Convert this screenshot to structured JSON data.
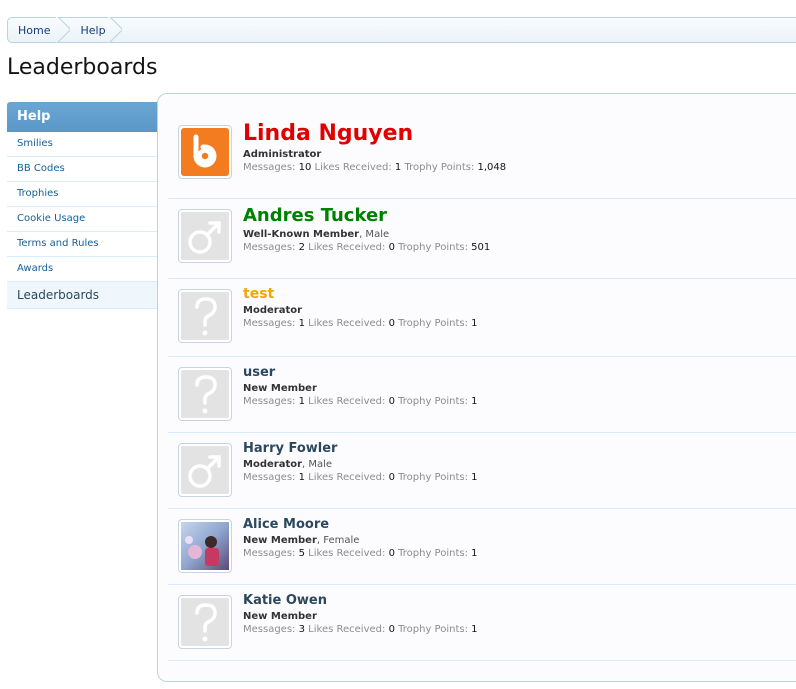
{
  "breadcrumb": {
    "items": [
      "Home",
      "Help"
    ]
  },
  "page": {
    "title": "Leaderboards"
  },
  "sidebar": {
    "header": "Help",
    "items": [
      {
        "label": "Smilies"
      },
      {
        "label": "BB Codes"
      },
      {
        "label": "Trophies"
      },
      {
        "label": "Cookie Usage"
      },
      {
        "label": "Terms and Rules"
      },
      {
        "label": "Awards"
      },
      {
        "label": "Leaderboards",
        "active": true
      }
    ]
  },
  "labels": {
    "messages": "Messages:",
    "likes": "Likes Received:",
    "trophy": "Trophy Points:"
  },
  "members": [
    {
      "name": "Linda Nguyen",
      "color": "#e00000",
      "title": "Administrator",
      "extra": "",
      "messages": "10",
      "likes": "1",
      "trophy": "1,048",
      "avatar": "b-logo-icon"
    },
    {
      "name": "Andres Tucker",
      "color": "#008000",
      "title": "Well-Known Member",
      "extra": ", Male",
      "messages": "2",
      "likes": "0",
      "trophy": "501",
      "avatar": "male-symbol-icon"
    },
    {
      "name": "test",
      "color": "#f0a800",
      "title": "Moderator",
      "extra": "",
      "messages": "1",
      "likes": "0",
      "trophy": "1",
      "avatar": "question-mark-icon"
    },
    {
      "name": "user",
      "color": "#2b485c",
      "title": "New Member",
      "extra": "",
      "messages": "1",
      "likes": "0",
      "trophy": "1",
      "avatar": "question-mark-icon"
    },
    {
      "name": "Harry Fowler",
      "color": "#2b485c",
      "title": "Moderator",
      "extra": ", Male",
      "messages": "1",
      "likes": "0",
      "trophy": "1",
      "avatar": "male-symbol-icon"
    },
    {
      "name": "Alice Moore",
      "color": "#2b485c",
      "title": "New Member",
      "extra": ", Female",
      "messages": "5",
      "likes": "0",
      "trophy": "1",
      "avatar": "photo-avatar"
    },
    {
      "name": "Katie Owen",
      "color": "#2b485c",
      "title": "New Member",
      "extra": "",
      "messages": "3",
      "likes": "0",
      "trophy": "1",
      "avatar": "question-mark-icon"
    }
  ]
}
-----
# Exercise aim
Except for the pictures, copy the material above exactly.

# In response
Convert this screenshot to structured JSON data.
{
  "breadcrumb": {
    "items": [
      "Home",
      "Help"
    ]
  },
  "page": {
    "title": "Leaderboards"
  },
  "sidebar": {
    "header": "Help",
    "items": [
      {
        "label": "Smilies"
      },
      {
        "label": "BB Codes"
      },
      {
        "label": "Trophies"
      },
      {
        "label": "Cookie Usage"
      },
      {
        "label": "Terms and Rules"
      },
      {
        "label": "Awards"
      },
      {
        "label": "Leaderboards",
        "active": true
      }
    ]
  },
  "labels": {
    "messages": "Messages:",
    "likes": "Likes Received:",
    "trophy": "Trophy Points:"
  },
  "members": [
    {
      "name": "Linda Nguyen",
      "color": "#e00000",
      "title": "Administrator",
      "extra": "",
      "messages": "10",
      "likes": "1",
      "trophy": "1,048",
      "avatar": "b-logo-icon"
    },
    {
      "name": "Andres Tucker",
      "color": "#008000",
      "title": "Well-Known Member",
      "extra": ", Male",
      "messages": "2",
      "likes": "0",
      "trophy": "501",
      "avatar": "male-symbol-icon"
    },
    {
      "name": "test",
      "color": "#f0a800",
      "title": "Moderator",
      "extra": "",
      "messages": "1",
      "likes": "0",
      "trophy": "1",
      "avatar": "question-mark-icon"
    },
    {
      "name": "user",
      "color": "#2b485c",
      "title": "New Member",
      "extra": "",
      "messages": "1",
      "likes": "0",
      "trophy": "1",
      "avatar": "question-mark-icon"
    },
    {
      "name": "Harry Fowler",
      "color": "#2b485c",
      "title": "Moderator",
      "extra": ", Male",
      "messages": "1",
      "likes": "0",
      "trophy": "1",
      "avatar": "male-symbol-icon"
    },
    {
      "name": "Alice Moore",
      "color": "#2b485c",
      "title": "New Member",
      "extra": ", Female",
      "messages": "5",
      "likes": "0",
      "trophy": "1",
      "avatar": "photo-avatar"
    },
    {
      "name": "Katie Owen",
      "color": "#2b485c",
      "title": "New Member",
      "extra": "",
      "messages": "3",
      "likes": "0",
      "trophy": "1",
      "avatar": "question-mark-icon"
    }
  ]
}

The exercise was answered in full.